- Data records:
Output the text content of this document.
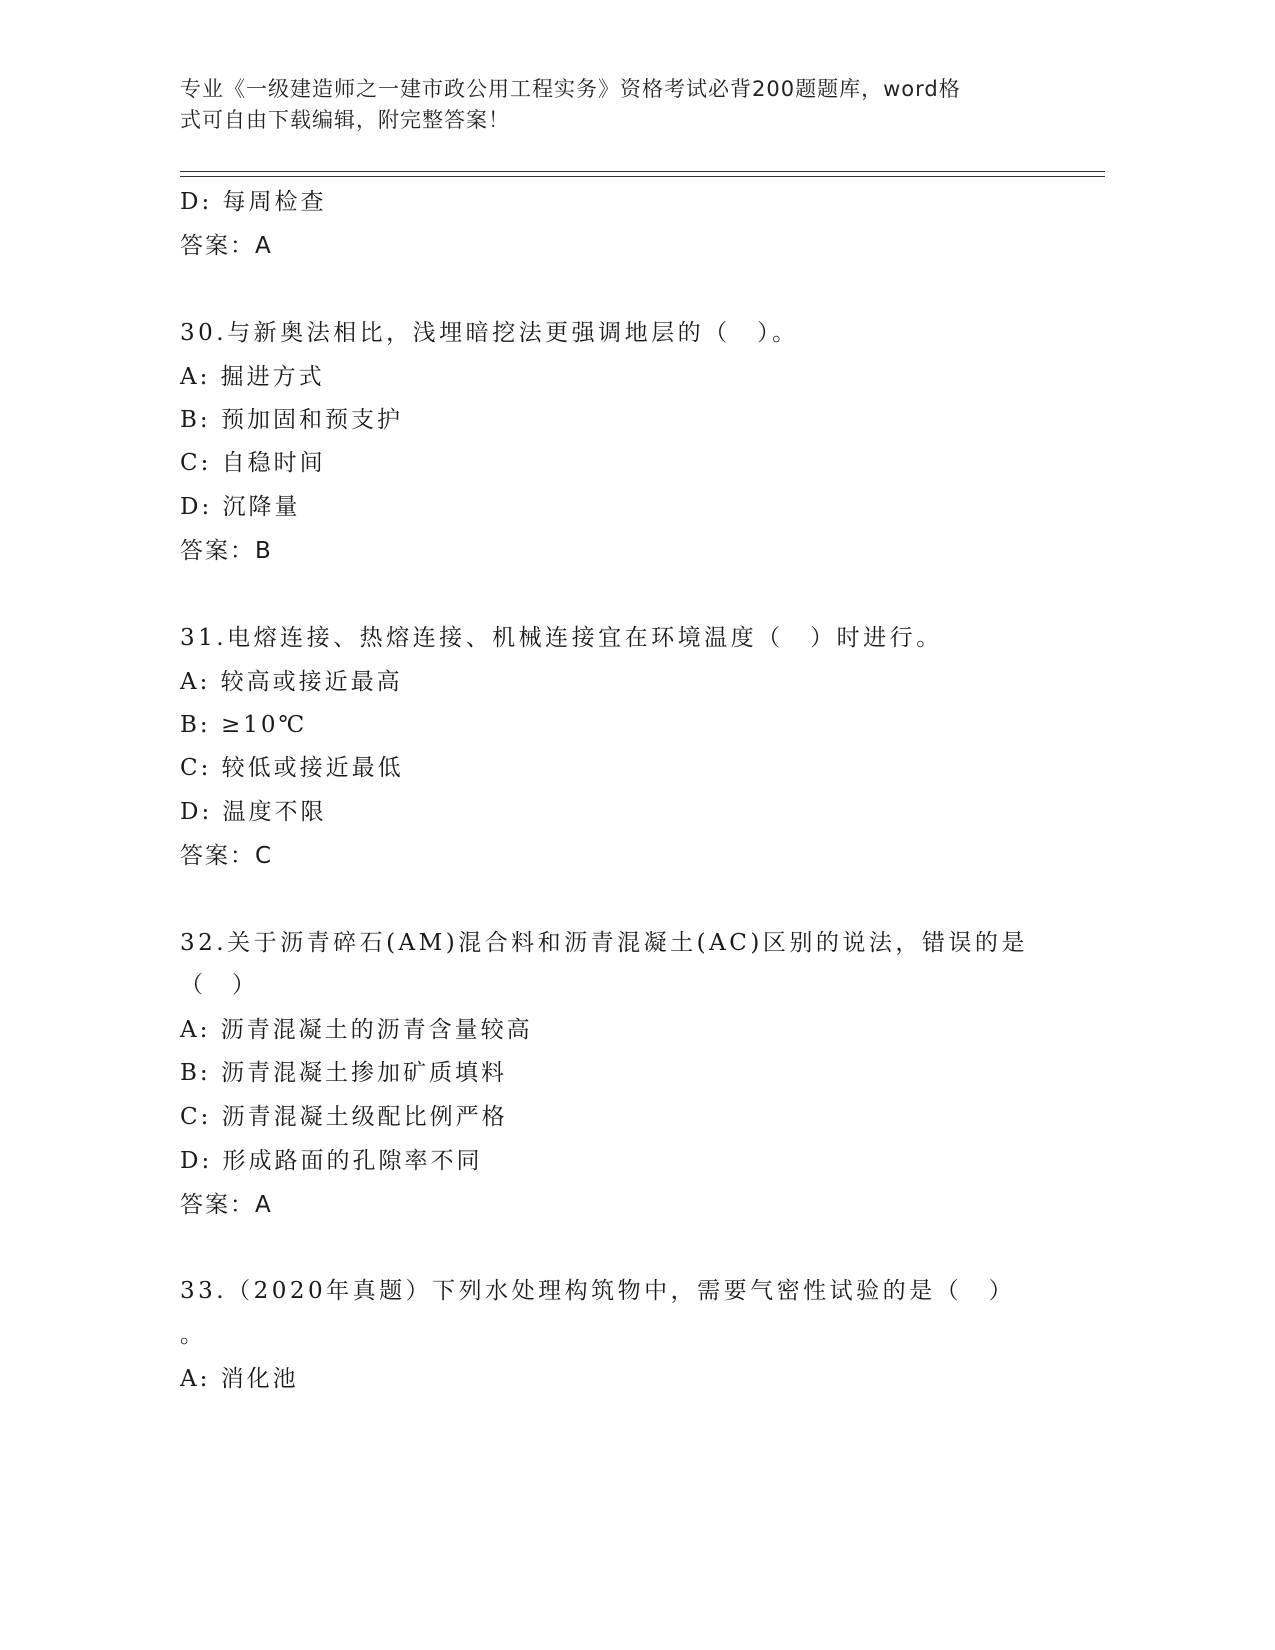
专业《一级建造师之一建市政公用工程实务》资格考试必背200题题库，word格
式可自由下载编辑，附完整答案！
D: 每周检查
答案：A
30.与新奥法相比，浅埋暗挖法更强调地层的（　）。
A: 掘进方式
B: 预加固和预支护
C: 自稳时间
D: 沉降量
答案：B
31.电熔连接、热熔连接、机械连接宜在环境温度（　）时进行。
A: 较高或接近最高
B: ≥10℃
C: 较低或接近最低
D: 温度不限
答案：C
32.关于沥青碎石(AM)混合料和沥青混凝土(AC)区别的说法，错误的是
（　）
A: 沥青混凝土的沥青含量较高
B: 沥青混凝土掺加矿质填料
C: 沥青混凝土级配比例严格
D: 形成路面的孔隙率不同
答案：A
33.（2020年真题）下列水处理构筑物中，需要气密性试验的是（　）
。
A: 消化池
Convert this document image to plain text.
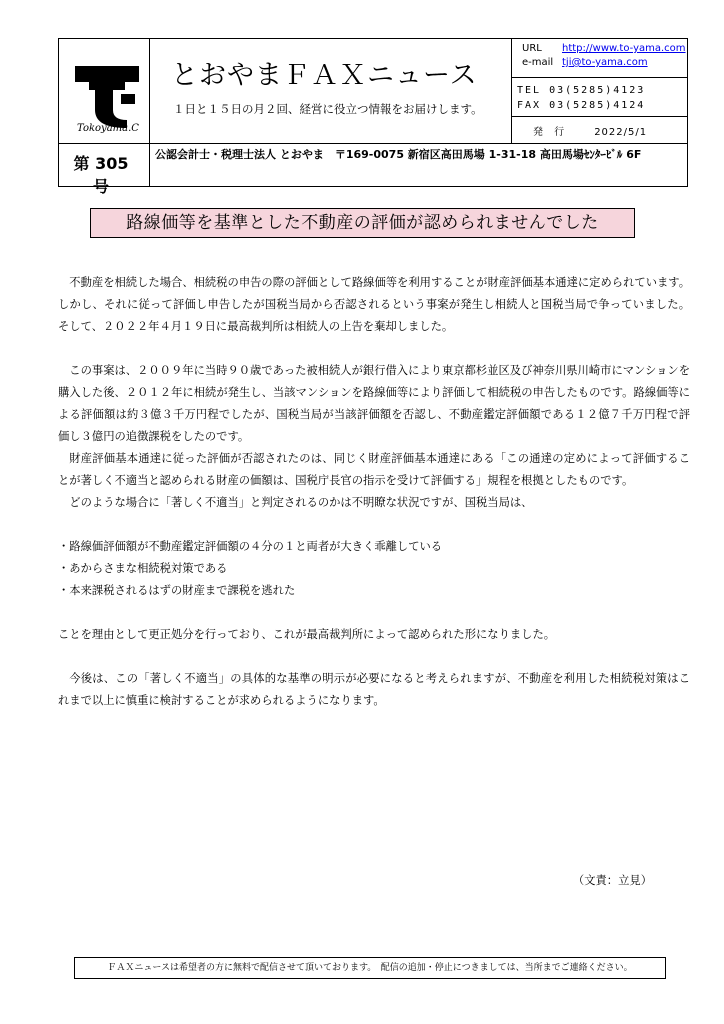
Tokoyama.C
とおやまＦＡＸニュース
１日と１５日の月２回、経営に役立つ情報をお届けします。
URL http://www.to-yama.com
e-mail tji@to-yama.com
TEL 03(5285)4123
FAX 03(5285)4124
発 行	2022/5/1
第 305 号
公認会計士・税理士法人 とおやま　〒169-0075 新宿区高田馬場 1-31-18 高田馬場ｾﾝﾀｰﾋﾞﾙ 6F
路線価等を基準とした不動産の評価が認められませんでした

不動産を相続した場合、相続税の申告の際の評価として路線価等を利用することが財産評価基本通達に定められています。しかし、それに従って評価し申告したが国税当局から否認されるという事案が発生し相続人と国税当局で争っていました。そして、２０２２年４月１９日に最高裁判所は相続人の上告を棄却しました。

この事案は、２００９年に当時９０歳であった被相続人が銀行借入により東京都杉並区及び神奈川県川崎市にマンションを購入した後、２０１２年に相続が発生し、当該マンションを路線価等により評価して相続税の申告したものです。路線価等による評価額は約３億３千万円程でしたが、国税当局が当該評価額を否認し、不動産鑑定評価額である１２億７千万円程で評価し３億円の追徴課税をしたのです。

財産評価基本通達に従った評価が否認されたのは、同じく財産評価基本通達にある「この通達の定めによって評価することが著しく不適当と認められる財産の価額は、国税庁長官の指示を受けて評価する」規程を根拠としたものです。

どのような場合に「著しく不適当」と判定されるのかは不明瞭な状況ですが、国税当局は、

・路線価評価額が不動産鑑定評価額の４分の１と両者が大きく乖離している

・あからさまな相続税対策である

・本来課税されるはずの財産まで課税を逃れた

ことを理由として更正処分を行っており、これが最高裁判所によって認められた形になりました。

今後は、この「著しく不適当」の具体的な基準の明示が必要になると考えられますが、不動産を利用した相続税対策はこれまで以上に慎重に検討することが求められるようになります。

（文責：立見）
ＦＡＸニュースは希望者の方に無料で配信させて頂いております。　配信の追加・停止につきましては、当所までご連絡ください。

- Aim of the exercise: Write out each line of the data that holds the string "document".

- The result:
Output the text content of this document.
Convert this document image to plain text.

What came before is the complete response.